* begin ENTRIES SHOWN *

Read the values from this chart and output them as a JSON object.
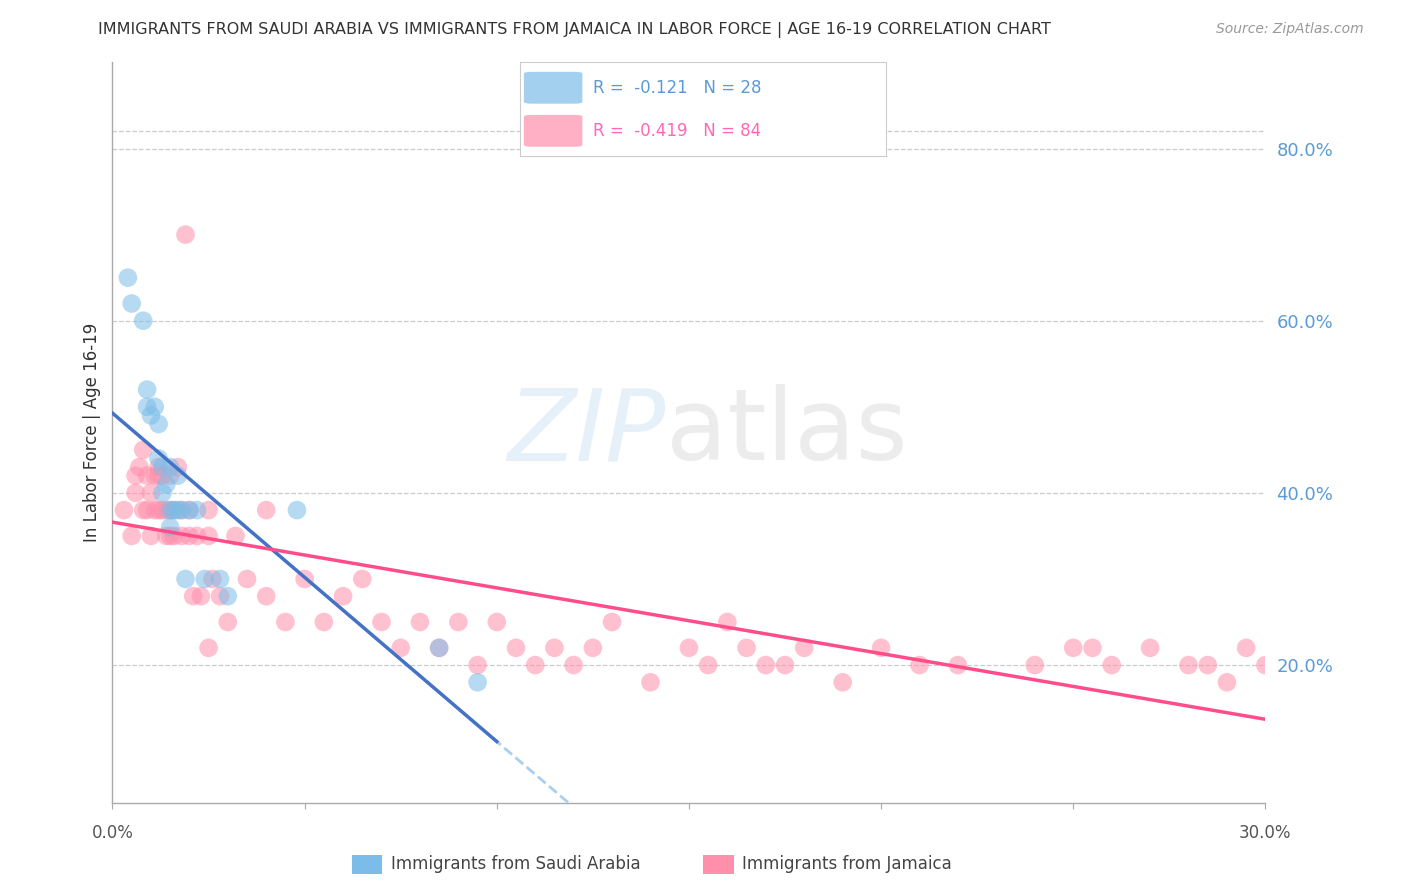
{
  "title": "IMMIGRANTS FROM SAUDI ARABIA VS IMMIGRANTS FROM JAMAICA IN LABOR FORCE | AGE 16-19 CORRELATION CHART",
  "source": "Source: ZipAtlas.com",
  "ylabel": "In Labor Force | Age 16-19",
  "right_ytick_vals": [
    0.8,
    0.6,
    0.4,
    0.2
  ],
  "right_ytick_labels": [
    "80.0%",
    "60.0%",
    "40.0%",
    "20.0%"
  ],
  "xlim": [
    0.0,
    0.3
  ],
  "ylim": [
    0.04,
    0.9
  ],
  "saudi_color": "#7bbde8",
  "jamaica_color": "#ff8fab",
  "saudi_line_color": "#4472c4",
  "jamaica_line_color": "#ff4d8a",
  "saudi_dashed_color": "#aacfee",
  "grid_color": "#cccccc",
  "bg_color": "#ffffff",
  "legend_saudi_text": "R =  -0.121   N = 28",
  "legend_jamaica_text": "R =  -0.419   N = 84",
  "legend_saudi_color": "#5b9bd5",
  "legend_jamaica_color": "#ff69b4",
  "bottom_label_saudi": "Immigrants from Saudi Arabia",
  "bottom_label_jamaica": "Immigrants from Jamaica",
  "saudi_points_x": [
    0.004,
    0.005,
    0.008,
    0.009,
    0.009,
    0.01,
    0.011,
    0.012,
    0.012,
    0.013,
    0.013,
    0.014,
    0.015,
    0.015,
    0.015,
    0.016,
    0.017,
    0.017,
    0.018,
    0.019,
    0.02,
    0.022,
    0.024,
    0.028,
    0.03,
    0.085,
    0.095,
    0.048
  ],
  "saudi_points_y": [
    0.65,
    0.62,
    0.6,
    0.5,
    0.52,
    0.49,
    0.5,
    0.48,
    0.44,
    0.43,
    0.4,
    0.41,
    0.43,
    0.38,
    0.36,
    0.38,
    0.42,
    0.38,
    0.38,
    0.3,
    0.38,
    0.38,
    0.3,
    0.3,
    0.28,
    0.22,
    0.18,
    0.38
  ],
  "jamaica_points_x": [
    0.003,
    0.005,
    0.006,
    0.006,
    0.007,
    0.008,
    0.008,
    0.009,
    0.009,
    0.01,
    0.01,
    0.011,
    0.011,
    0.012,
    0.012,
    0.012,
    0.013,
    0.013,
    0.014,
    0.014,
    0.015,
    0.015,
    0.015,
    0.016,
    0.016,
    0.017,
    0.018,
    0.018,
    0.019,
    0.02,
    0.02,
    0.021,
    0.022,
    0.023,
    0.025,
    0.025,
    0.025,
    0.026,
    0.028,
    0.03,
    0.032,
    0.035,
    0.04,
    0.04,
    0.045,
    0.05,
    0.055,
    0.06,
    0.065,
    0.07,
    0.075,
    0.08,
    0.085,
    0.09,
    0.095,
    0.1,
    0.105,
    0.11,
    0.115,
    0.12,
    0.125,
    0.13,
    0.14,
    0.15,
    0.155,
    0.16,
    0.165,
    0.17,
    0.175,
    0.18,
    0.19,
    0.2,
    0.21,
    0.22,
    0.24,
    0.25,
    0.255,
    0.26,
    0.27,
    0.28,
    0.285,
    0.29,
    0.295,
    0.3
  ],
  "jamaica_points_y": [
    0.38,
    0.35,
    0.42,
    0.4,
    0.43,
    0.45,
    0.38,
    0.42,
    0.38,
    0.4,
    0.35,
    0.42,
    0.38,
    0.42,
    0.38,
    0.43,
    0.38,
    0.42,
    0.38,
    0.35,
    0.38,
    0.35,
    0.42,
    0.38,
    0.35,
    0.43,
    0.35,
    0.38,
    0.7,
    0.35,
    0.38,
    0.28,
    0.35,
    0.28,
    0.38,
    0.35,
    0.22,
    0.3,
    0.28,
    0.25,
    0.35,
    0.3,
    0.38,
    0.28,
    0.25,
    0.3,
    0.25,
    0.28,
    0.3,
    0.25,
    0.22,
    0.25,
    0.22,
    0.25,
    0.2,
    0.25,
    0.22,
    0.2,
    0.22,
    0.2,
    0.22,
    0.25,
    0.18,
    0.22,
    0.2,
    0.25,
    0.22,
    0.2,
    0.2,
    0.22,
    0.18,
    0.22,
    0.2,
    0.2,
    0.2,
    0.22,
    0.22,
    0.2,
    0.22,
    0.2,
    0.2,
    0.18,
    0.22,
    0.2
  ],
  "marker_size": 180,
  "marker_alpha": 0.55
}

* end ENTRIES SHOWN *
* begin ENTRIES SHOWN *

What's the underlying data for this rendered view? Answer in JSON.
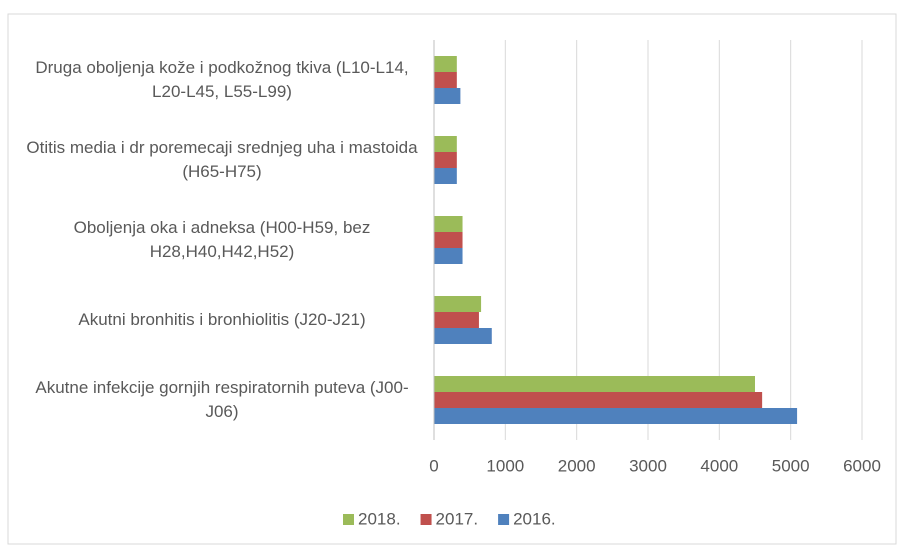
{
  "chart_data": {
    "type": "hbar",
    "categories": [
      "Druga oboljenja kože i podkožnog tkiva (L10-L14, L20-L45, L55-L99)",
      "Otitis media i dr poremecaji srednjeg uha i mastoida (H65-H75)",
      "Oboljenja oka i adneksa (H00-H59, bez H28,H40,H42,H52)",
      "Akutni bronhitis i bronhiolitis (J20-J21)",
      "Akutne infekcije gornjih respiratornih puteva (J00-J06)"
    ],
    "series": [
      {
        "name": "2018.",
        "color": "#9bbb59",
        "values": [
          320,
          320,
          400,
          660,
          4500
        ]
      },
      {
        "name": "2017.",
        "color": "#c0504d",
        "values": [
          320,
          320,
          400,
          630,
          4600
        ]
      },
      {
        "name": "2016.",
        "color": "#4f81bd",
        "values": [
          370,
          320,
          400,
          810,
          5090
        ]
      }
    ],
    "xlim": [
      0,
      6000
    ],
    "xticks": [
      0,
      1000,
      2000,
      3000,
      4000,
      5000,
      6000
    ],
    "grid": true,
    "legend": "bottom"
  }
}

* end ENTRIES SHOWN *

### WHAT IS ASKED
Scan the lines for the string "this". Pick out every line that has it.

### RESPONSE TO THE TASK
Read the values from this chart and output them as a JSON object.
What's the underlying data for this rendered view? Answer in JSON.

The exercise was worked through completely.